* start DATA SHOWN *
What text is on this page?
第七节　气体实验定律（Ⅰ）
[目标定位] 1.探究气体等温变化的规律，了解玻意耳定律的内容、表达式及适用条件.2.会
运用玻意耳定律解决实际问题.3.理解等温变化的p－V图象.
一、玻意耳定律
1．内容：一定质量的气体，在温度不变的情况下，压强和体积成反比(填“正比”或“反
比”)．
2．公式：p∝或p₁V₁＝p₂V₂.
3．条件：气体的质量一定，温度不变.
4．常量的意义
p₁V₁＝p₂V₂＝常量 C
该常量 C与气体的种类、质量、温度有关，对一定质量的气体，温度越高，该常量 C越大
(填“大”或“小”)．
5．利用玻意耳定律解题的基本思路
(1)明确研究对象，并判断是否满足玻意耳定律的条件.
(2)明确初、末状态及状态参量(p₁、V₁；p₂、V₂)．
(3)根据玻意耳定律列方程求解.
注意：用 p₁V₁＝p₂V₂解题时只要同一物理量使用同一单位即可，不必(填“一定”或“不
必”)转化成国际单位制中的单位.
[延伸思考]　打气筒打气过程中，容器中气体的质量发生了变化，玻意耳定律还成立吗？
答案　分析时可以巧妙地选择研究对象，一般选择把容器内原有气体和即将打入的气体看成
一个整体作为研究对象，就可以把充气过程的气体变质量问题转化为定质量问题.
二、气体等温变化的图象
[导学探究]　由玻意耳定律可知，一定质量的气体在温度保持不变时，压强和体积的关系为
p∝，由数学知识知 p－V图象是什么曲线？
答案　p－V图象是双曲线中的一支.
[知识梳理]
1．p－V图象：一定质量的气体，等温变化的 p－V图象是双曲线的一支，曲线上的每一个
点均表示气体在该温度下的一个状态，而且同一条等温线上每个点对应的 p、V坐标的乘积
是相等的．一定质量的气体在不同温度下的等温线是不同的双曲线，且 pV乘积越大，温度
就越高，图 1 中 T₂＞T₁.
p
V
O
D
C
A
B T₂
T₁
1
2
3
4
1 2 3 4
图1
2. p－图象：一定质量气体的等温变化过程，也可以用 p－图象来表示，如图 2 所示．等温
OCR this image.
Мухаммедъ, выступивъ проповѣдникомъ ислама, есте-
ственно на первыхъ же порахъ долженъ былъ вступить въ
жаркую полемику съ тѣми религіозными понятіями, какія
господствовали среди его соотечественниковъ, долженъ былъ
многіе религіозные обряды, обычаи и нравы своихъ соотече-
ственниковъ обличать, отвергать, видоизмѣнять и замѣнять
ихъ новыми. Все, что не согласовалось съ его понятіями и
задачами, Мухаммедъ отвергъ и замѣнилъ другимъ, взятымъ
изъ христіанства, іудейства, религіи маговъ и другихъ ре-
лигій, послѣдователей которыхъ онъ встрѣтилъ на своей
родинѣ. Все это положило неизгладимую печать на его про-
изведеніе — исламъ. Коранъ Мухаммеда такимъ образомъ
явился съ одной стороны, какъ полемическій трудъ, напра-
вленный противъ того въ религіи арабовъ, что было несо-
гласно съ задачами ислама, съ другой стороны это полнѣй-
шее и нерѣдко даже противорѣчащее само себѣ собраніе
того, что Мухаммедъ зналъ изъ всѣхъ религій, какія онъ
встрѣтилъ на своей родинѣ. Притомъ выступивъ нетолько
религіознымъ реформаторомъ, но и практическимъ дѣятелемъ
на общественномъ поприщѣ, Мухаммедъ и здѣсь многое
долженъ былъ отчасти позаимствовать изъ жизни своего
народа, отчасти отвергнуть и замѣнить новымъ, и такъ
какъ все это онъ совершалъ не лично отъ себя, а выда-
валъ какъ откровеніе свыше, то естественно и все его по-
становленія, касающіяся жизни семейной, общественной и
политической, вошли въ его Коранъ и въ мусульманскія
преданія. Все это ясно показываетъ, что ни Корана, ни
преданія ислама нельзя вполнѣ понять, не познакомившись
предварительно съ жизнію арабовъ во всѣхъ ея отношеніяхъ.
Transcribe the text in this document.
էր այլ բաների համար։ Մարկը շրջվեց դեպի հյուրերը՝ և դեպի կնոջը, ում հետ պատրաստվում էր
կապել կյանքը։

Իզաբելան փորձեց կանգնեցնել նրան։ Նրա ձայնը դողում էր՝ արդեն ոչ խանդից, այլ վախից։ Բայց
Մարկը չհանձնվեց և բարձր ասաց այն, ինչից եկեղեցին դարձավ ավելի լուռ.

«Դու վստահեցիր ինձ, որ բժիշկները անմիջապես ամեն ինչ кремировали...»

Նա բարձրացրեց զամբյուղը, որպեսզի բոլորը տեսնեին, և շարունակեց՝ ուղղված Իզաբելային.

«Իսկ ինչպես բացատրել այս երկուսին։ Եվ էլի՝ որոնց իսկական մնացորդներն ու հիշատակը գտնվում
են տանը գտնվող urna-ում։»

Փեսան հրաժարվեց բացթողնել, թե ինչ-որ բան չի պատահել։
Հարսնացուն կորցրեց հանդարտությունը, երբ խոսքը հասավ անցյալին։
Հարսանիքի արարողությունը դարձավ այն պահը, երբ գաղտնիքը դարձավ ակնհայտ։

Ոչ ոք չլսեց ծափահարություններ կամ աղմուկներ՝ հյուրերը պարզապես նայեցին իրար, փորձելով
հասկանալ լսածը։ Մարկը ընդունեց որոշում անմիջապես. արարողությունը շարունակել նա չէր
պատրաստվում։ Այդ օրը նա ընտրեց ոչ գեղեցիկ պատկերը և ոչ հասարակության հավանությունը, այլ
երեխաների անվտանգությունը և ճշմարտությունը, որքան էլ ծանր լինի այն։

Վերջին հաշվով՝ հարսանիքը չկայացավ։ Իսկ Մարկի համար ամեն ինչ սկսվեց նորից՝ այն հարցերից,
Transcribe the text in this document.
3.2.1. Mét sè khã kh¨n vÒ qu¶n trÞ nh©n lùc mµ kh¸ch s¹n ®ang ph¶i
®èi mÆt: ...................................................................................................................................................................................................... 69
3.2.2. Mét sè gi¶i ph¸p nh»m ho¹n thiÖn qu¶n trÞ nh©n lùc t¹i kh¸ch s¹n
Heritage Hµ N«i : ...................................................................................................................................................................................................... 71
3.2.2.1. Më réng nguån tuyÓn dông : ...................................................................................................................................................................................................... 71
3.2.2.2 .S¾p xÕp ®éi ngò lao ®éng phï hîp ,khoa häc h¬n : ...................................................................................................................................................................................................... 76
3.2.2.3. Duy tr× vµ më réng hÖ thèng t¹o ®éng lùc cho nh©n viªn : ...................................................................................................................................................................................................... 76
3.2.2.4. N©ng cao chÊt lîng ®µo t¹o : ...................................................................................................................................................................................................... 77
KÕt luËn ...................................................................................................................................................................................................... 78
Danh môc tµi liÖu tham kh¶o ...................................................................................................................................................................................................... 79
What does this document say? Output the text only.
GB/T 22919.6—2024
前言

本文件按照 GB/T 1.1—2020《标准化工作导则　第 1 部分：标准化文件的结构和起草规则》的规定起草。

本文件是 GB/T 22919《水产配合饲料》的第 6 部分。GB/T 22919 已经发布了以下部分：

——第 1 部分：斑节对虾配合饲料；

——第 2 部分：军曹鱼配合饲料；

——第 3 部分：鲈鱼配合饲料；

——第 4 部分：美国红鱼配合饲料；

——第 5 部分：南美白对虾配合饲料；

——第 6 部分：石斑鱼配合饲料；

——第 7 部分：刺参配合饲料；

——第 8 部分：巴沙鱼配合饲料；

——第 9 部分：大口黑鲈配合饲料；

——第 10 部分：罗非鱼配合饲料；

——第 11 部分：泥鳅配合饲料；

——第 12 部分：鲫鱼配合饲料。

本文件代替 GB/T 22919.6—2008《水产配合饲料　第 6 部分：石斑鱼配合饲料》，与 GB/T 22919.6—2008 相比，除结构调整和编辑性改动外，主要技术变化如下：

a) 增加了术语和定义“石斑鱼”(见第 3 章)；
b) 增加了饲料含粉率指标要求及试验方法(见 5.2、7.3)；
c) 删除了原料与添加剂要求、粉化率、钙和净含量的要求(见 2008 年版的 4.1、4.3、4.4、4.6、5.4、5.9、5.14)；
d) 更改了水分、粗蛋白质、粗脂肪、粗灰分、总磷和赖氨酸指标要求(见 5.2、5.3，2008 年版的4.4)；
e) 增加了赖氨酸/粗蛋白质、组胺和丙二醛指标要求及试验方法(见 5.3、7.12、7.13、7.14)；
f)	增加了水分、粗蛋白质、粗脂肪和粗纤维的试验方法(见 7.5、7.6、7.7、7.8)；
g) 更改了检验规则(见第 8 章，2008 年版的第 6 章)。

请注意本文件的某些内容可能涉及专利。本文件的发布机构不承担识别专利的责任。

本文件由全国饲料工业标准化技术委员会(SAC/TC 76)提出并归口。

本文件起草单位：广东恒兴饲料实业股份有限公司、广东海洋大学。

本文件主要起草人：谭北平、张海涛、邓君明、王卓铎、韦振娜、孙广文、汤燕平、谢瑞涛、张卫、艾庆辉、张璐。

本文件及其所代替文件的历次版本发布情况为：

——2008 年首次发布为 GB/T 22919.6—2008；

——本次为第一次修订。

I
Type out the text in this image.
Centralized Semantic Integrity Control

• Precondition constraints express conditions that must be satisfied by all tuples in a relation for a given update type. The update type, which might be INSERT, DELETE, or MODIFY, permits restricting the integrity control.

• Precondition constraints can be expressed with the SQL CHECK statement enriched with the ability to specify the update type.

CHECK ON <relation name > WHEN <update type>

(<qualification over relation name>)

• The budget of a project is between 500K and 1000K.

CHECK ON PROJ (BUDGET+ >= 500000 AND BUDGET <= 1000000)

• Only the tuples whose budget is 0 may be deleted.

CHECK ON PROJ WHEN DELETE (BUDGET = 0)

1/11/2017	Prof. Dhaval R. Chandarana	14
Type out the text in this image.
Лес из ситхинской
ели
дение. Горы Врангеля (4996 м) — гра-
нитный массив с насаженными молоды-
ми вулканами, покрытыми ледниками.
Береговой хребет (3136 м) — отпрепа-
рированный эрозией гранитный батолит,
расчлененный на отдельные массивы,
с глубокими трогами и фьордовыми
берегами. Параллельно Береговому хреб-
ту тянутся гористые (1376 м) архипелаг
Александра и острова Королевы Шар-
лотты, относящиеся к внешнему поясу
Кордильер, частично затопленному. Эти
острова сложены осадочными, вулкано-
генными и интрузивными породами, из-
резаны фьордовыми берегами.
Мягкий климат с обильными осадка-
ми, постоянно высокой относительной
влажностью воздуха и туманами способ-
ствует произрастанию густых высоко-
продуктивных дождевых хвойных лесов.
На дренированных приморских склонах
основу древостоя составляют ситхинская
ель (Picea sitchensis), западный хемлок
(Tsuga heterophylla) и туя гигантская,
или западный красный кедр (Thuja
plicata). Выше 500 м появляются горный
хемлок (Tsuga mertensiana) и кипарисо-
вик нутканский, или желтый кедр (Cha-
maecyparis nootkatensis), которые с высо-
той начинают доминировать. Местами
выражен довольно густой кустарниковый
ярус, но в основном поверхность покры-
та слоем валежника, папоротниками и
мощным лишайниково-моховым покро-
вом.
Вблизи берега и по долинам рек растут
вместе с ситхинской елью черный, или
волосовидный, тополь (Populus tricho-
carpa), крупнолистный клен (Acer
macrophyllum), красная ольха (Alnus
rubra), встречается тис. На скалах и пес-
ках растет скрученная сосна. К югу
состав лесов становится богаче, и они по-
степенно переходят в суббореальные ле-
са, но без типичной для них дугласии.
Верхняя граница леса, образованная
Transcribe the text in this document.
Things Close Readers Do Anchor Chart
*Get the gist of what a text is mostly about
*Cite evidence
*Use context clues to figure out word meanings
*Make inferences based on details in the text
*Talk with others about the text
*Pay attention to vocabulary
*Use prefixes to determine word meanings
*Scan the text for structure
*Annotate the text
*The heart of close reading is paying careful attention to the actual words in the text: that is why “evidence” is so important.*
* end DATA SHOWN *
● DIRECTION
Take every line above carrying "отчасти" and return it.

● WRITTEN ANSWER
долженъ былъ отчасти позаимствовать изъ жизни своего
народа, отчасти отвергнуть и замѣнить новымъ, и такъ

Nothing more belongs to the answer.